**Your task:**
Count every line of the listing where the string "icon" occurs, and reply with the count alone.

**Material shown:**
____

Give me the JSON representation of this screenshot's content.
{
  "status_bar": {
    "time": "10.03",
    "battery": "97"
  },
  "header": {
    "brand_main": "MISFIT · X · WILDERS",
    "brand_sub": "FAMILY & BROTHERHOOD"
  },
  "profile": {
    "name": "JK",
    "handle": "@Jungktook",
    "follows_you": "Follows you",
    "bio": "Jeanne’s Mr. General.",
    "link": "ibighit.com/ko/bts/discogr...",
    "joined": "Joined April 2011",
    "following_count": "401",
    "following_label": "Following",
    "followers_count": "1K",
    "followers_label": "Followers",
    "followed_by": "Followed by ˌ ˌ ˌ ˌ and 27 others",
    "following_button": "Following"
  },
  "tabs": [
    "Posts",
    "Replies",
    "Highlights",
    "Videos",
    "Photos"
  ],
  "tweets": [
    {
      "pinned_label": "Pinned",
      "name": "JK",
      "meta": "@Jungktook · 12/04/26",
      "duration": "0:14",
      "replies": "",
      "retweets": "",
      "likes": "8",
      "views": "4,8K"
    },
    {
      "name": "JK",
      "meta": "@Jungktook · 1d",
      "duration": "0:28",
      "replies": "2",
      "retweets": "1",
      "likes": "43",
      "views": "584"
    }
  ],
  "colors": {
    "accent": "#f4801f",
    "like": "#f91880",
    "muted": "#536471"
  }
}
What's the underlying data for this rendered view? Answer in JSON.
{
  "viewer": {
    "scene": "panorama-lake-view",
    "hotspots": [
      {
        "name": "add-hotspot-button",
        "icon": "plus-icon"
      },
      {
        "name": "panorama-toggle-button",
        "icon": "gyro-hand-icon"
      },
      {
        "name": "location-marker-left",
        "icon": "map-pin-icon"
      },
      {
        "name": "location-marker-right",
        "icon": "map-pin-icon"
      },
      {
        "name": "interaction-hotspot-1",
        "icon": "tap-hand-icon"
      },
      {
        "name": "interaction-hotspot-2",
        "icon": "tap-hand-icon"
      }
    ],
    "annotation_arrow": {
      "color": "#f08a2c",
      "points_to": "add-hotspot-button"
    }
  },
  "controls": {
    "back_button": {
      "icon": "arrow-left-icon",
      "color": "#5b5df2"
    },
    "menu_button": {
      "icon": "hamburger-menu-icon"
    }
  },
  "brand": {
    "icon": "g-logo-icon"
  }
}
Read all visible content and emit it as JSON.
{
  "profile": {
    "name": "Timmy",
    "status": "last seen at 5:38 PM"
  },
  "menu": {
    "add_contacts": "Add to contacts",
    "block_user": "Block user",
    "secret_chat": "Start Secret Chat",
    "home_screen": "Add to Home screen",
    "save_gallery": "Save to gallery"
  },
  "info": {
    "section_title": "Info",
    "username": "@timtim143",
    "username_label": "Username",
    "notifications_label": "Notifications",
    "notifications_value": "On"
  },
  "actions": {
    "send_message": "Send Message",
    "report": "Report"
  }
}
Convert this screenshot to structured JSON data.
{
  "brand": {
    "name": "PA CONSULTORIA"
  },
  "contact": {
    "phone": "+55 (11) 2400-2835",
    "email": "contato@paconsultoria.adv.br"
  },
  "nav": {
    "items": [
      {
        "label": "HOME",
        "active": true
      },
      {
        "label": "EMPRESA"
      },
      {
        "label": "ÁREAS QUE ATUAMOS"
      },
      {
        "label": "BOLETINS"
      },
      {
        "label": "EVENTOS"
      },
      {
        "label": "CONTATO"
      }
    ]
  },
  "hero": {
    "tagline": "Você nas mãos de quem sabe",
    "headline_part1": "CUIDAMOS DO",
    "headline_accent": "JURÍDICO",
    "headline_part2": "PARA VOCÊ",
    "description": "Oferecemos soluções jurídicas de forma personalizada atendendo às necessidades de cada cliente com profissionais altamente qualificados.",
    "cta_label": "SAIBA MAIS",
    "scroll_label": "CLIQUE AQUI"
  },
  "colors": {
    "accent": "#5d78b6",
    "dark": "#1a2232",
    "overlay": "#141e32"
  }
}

____

**Exercise output:**
9